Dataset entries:
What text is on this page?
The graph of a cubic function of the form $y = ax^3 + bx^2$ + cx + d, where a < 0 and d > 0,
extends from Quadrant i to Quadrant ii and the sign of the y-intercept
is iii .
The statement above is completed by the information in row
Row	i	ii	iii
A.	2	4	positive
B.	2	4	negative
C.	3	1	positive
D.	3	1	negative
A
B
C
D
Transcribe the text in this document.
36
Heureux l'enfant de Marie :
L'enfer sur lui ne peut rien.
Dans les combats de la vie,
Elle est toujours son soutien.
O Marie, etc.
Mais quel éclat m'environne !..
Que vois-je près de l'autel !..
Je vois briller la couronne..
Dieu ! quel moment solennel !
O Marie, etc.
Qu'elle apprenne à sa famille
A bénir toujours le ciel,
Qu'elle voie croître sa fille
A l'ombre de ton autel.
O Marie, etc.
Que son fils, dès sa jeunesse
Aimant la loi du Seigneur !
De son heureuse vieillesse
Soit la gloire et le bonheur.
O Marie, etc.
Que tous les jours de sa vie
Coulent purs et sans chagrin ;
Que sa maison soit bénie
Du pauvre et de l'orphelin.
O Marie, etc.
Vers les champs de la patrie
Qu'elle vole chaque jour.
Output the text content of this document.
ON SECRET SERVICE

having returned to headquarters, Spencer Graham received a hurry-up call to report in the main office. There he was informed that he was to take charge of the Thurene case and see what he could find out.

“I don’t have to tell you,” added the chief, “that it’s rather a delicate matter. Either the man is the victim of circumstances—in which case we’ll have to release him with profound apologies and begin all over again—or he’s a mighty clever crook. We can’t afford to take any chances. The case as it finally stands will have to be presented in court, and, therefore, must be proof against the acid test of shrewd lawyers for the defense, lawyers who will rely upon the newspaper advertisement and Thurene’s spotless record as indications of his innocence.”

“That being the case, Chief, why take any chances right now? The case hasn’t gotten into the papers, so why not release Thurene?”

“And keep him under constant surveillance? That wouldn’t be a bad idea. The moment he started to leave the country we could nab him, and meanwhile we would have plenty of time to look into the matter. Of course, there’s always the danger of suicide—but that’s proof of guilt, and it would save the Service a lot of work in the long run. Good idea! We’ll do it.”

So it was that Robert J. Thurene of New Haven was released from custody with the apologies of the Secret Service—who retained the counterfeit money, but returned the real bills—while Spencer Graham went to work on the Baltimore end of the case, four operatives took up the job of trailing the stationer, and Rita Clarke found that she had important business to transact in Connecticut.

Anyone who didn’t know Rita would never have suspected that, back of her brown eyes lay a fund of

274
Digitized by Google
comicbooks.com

* _Given problem_
Write out the complete set of records exactly as given.

* _Expected answer_
What text is on this page?
The graph of a cubic function of the form $y = ax^3 + bx^2$ + cx + d, where a < 0 and d > 0,
extends from Quadrant i to Quadrant ii and the sign of the y-intercept
is iii .
The statement above is completed by the information in row
Row	i	ii	iii
A.	2	4	positive
B.	2	4	negative
C.	3	1	positive
D.	3	1	negative
A
B
C
D
Transcribe the text in this document.
36
Heureux l'enfant de Marie :
L'enfer sur lui ne peut rien.
Dans les combats de la vie,
Elle est toujours son soutien.
O Marie, etc.
Mais quel éclat m'environne !..
Que vois-je près de l'autel !..
Je vois briller la couronne..
Dieu ! quel moment solennel !
O Marie, etc.
Qu'elle apprenne à sa famille
A bénir toujours le ciel,
Qu'elle voie croître sa fille
A l'ombre de ton autel.
O Marie, etc.
Que son fils, dès sa jeunesse
Aimant la loi du Seigneur !
De son heureuse vieillesse
Soit la gloire et le bonheur.
O Marie, etc.
Que tous les jours de sa vie
Coulent purs et sans chagrin ;
Que sa maison soit bénie
Du pauvre et de l'orphelin.
O Marie, etc.
Vers les champs de la patrie
Qu'elle vole chaque jour.
Output the text content of this document.
ON SECRET SERVICE

having returned to headquarters, Spencer Graham received a hurry-up call to report in the main office. There he was informed that he was to take charge of the Thurene case and see what he could find out.

“I don’t have to tell you,” added the chief, “that it’s rather a delicate matter. Either the man is the victim of circumstances—in which case we’ll have to release him with profound apologies and begin all over again—or he’s a mighty clever crook. We can’t afford to take any chances. The case as it finally stands will have to be presented in court, and, therefore, must be proof against the acid test of shrewd lawyers for the defense, lawyers who will rely upon the newspaper advertisement and Thurene’s spotless record as indications of his innocence.”

“That being the case, Chief, why take any chances right now? The case hasn’t gotten into the papers, so why not release Thurene?”

“And keep him under constant surveillance? That wouldn’t be a bad idea. The moment he started to leave the country we could nab him, and meanwhile we would have plenty of time to look into the matter. Of course, there’s always the danger of suicide—but that’s proof of guilt, and it would save the Service a lot of work in the long run. Good idea! We’ll do it.”

So it was that Robert J. Thurene of New Haven was released from custody with the apologies of the Secret Service—who retained the counterfeit money, but returned the real bills—while Spencer Graham went to work on the Baltimore end of the case, four operatives took up the job of trailing the stationer, and Rita Clarke found that she had important business to transact in Connecticut.

Anyone who didn’t know Rita would never have suspected that, back of her brown eyes lay a fund of

274
Digitized by Google
comicbooks.com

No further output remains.